映画「芸術家今井次郎」。

映画を観終わって、タイトルにすごく納得が入った。
音楽家、画家、パフォーマー、役者、造形作家、作曲家、
どの言い方をしても、それは今井次郎さんの一部を言ってることにしかならない。
そういうと「マルチアーティスト」と括られてしまいそうだが、
それも、また違う気がする。
どれをとっても、「今井次郎」という同じことを表現しているようにも思える。
まさに「芸術家今井次郎」としか表現できない人なんだと思う。

UAに楽曲提供してたり、篠田昌已グループやコクシネルのメンバーだったり、
映画にテニスコーツや石川浩司さんや佐藤幸雄さんなど
錚々たるメンバーが出演したりするけど、
そういうことで、この映画や今井次郎さんを飾るのも、間違いなような気がする。
そんな肩書き的なものより、今井次郎さんの持ってる、今井次郎さんしか持ってない
かけがえのない何かを感じるために観る映画なんだと思う。
そして、それは、ワシにとっても、すごく大切なものである、
という確信みたいなものを感じた。

天衣無縫の振る舞い、作るものすべてが作品、人間そのものも作品、
息をするように芸術している。
間違いなく天才だろう。
だけど天才にありがちな
「作品はすごいけど、人間としてはついていけない」とか
「怖くて近寄りがたい」みたいな意見は、周りからは全く出てこない。
周りの人も、みんな今井次郎さんが好きで、
すごく近くに感じてる様子が映画から伝わってくる。
末っ子の人懐っこさゆえなのだろうか。

闘病生活中の病院食アートが凄過ぎた。
かなり苦しい闘病生活だったみたいやけど、
その作品のどれもがユーモアあふれる造形で、
とても重病で苦しんでる人が作ったものには見えない。

しかし、そのあまりに夥しい作品の数に、
療養期間の長さを感じてしまい、言葉に詰まってしまう。

その入院期間中に、薬の袋や献立表に書いていた譜面が残されていた。

________________

課題一覧
A: 映画「芸術家今井次郎」についての本文のうち、「天衣無縫の振る舞い」で始まる段落を、主な内容を残して短くまとめよ。
B: 映画「芸術家今井次郎」についての本文を、最後の文の後から書き継げ。
データは参照しなくてよい。

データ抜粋
________________

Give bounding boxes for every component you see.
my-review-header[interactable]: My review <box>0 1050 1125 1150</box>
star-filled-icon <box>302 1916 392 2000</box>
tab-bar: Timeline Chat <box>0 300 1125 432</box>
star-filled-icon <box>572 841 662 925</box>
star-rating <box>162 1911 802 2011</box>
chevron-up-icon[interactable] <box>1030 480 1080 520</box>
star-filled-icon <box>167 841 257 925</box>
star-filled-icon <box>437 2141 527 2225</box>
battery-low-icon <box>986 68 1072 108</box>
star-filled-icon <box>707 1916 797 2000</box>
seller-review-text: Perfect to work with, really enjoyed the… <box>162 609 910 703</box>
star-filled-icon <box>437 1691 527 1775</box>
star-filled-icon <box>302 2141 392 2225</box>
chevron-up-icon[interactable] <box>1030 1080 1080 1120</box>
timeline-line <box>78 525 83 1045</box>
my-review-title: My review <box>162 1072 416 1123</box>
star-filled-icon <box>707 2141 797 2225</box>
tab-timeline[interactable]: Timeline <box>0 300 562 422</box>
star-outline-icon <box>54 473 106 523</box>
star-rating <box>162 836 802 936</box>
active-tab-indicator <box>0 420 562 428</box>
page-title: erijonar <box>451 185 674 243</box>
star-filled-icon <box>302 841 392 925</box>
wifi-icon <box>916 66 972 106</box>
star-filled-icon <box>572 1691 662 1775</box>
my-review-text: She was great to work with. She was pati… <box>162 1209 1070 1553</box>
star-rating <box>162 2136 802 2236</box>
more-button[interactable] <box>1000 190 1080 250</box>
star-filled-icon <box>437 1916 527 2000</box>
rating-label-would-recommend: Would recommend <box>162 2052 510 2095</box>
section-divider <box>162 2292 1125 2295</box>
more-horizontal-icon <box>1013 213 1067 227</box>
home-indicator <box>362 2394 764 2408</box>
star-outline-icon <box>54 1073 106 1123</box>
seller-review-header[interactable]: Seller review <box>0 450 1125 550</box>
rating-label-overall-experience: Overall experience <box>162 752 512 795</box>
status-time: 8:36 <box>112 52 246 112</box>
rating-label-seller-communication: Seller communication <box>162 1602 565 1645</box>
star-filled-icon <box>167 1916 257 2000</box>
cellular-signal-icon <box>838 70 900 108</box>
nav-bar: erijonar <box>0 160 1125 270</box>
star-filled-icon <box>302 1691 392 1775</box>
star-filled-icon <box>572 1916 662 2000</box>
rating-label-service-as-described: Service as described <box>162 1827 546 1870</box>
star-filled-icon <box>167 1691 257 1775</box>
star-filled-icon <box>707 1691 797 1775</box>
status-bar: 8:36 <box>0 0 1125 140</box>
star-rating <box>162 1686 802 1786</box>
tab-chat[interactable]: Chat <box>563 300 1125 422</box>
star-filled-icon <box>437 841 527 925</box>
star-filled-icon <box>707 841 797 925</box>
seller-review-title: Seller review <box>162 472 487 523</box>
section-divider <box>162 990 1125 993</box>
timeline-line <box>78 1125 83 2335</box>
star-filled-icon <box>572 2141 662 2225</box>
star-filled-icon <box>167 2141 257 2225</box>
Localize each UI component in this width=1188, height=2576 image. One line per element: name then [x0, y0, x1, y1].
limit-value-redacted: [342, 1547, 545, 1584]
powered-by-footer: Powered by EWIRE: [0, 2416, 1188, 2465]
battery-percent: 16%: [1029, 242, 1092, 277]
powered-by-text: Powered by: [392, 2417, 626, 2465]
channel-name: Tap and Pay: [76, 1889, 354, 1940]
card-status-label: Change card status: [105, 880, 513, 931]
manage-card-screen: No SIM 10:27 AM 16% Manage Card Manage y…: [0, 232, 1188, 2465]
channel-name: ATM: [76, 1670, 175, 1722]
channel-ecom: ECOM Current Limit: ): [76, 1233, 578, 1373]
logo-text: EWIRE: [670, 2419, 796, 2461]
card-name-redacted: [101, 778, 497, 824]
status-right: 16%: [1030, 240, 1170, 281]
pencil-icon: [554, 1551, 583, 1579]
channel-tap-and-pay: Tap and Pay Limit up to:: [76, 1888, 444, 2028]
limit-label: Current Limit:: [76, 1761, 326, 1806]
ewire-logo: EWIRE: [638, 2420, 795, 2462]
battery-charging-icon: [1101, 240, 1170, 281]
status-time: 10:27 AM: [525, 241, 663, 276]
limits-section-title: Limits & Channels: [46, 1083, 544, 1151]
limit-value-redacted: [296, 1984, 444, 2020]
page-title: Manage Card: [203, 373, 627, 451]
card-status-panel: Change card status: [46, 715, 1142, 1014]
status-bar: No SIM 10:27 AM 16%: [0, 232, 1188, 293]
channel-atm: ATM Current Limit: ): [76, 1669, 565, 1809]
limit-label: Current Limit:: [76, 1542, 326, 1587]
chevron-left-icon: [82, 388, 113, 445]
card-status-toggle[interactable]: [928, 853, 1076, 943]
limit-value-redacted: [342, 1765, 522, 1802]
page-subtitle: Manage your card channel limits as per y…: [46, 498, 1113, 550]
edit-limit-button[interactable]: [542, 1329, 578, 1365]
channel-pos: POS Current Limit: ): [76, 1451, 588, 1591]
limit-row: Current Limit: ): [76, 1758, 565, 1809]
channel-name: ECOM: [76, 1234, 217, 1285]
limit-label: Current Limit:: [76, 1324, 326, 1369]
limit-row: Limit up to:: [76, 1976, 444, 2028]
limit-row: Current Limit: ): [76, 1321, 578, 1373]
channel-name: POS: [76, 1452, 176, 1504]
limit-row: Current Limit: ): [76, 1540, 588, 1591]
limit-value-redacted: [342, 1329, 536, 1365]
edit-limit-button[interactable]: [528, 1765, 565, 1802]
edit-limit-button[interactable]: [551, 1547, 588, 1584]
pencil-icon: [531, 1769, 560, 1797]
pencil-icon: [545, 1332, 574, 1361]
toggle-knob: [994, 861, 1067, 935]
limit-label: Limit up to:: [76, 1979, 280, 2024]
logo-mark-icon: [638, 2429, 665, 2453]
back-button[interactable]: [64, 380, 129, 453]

________________

課題の解答
A: 今井次郎さんは天衣無縫で、作るものすべてが作品、人間そのものも作品であり、息をするように芸術している間違いない天才だ。それでも天才にありがちな「人間としてはついていけない」「近寄りがたい」といった声は周りから全く出ず、みんなが彼を好きで身近に感じている様子が映画から伝わる。末っ子の人懐っこさゆえなのだろうか。

B:
もちろん楽器も演奏できない状態だったのに。
その譜面を、向島ゆり子さん、近藤達郎さん、久下恵生さん、いしかわともこさん、で組んだ
「とんぷくユニット」で演奏してくれる。
その曲がまた楽しくて、とても死を直前とにした人の音楽とは思えない。

向島ゆりこさんと久下恵生さんは、今井次郎さんが組んだ最初のバンド、
PUNGOのメンバーでもあり
(このPUNGO、向島ゆり子さん、久下恵生さん、佐藤幸雄さん、
石渡明廣さん、今井次郎さん、篠田昌已さんというとんでもないメンバー)、
最後に組んでたodd(向島ゆり子さん、久下恵生さん、今井次郎さん)のメンバーでもある。
佐藤幸雄さんや石川浩司さんも出てるし、
ワシがよくライブを観に行く人たちが、こんだけ出てる映画も初めてかもなあ。

このとんぷくユニットの曲含め、すべての今井次郎さんの作品が、
まるで「ごっこ」の延長線上で、
すごく面白いもんができてしまった風情があるのが、
すごく好きや。

この映画、もう一度観に行きたいのだが、
ワシの観に行った日が大阪の最終上映で、
今後の上映予定もないみたいだ。
こんな素晴らしい映画、こんな素晴らしい人、
みんなに知ってほしいので、
是非再演してもらいたいものだ。